··· Data lines

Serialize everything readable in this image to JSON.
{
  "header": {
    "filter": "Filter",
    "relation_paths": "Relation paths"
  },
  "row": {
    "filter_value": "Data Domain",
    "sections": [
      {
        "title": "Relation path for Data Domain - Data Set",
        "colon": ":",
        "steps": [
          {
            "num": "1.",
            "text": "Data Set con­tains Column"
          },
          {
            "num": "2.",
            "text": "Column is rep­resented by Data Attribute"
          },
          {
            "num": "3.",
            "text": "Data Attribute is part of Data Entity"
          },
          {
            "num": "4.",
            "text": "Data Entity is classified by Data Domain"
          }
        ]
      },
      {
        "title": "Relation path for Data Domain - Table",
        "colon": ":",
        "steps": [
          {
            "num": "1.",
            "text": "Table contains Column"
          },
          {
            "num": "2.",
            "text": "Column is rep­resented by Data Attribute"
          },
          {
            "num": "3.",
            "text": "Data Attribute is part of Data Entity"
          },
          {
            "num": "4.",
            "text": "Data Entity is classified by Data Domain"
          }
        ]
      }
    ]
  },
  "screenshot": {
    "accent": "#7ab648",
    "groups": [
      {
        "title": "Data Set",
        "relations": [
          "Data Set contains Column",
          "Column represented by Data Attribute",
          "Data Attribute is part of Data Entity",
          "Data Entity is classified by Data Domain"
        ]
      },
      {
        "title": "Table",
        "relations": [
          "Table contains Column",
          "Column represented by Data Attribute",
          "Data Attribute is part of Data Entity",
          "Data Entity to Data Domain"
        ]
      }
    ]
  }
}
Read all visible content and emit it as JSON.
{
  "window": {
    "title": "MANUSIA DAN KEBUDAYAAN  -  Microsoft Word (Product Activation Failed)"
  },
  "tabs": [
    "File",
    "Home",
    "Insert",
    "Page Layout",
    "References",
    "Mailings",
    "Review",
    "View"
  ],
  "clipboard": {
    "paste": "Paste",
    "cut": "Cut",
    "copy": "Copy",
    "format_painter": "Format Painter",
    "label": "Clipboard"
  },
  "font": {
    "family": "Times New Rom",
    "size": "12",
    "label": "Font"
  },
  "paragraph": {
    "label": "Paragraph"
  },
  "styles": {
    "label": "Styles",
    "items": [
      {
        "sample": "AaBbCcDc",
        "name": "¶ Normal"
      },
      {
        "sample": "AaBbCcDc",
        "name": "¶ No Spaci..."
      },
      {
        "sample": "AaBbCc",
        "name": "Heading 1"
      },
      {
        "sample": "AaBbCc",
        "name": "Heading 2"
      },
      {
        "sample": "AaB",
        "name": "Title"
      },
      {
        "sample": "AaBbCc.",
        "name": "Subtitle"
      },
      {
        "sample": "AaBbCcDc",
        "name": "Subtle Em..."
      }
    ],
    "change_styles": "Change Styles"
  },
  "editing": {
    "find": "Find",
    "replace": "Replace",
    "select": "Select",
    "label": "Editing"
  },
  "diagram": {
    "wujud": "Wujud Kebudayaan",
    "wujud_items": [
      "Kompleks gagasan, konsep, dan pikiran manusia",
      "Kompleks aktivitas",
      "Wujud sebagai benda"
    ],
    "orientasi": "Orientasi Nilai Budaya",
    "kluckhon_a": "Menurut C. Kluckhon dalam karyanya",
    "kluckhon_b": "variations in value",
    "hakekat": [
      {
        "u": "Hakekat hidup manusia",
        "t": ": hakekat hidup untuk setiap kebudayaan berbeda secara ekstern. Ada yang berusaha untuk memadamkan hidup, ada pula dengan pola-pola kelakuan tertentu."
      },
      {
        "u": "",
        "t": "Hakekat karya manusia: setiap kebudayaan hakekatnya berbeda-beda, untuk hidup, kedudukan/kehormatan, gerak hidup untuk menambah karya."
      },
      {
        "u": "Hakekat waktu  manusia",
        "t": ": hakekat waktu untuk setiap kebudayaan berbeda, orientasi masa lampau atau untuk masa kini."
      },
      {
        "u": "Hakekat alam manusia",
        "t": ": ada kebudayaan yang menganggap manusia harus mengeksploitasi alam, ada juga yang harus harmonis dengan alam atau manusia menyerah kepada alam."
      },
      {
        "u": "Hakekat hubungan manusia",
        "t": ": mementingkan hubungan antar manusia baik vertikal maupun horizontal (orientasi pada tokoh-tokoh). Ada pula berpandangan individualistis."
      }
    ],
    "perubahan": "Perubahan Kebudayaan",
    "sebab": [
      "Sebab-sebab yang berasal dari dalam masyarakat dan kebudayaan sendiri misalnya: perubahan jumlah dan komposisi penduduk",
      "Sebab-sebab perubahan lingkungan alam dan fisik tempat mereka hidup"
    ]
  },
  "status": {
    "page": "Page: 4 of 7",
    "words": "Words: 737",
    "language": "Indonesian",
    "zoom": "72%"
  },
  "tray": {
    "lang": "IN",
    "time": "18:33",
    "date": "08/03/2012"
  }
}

······

## What you are asked to do
From the listing above, collect every line that mentions the word "pula".

## Problem solution
        "t": ": hakekat hidup untuk setiap kebudayaan berbeda secara ekstern. Ada yang berusaha untuk memadamkan hidup, ada pula dengan pola-pola kelakuan tertentu."
        "t": ": mementingkan hubungan antar manusia baik vertikal maupun horizontal (orientasi pada tokoh-tokoh). Ada pula berpandangan individualistis."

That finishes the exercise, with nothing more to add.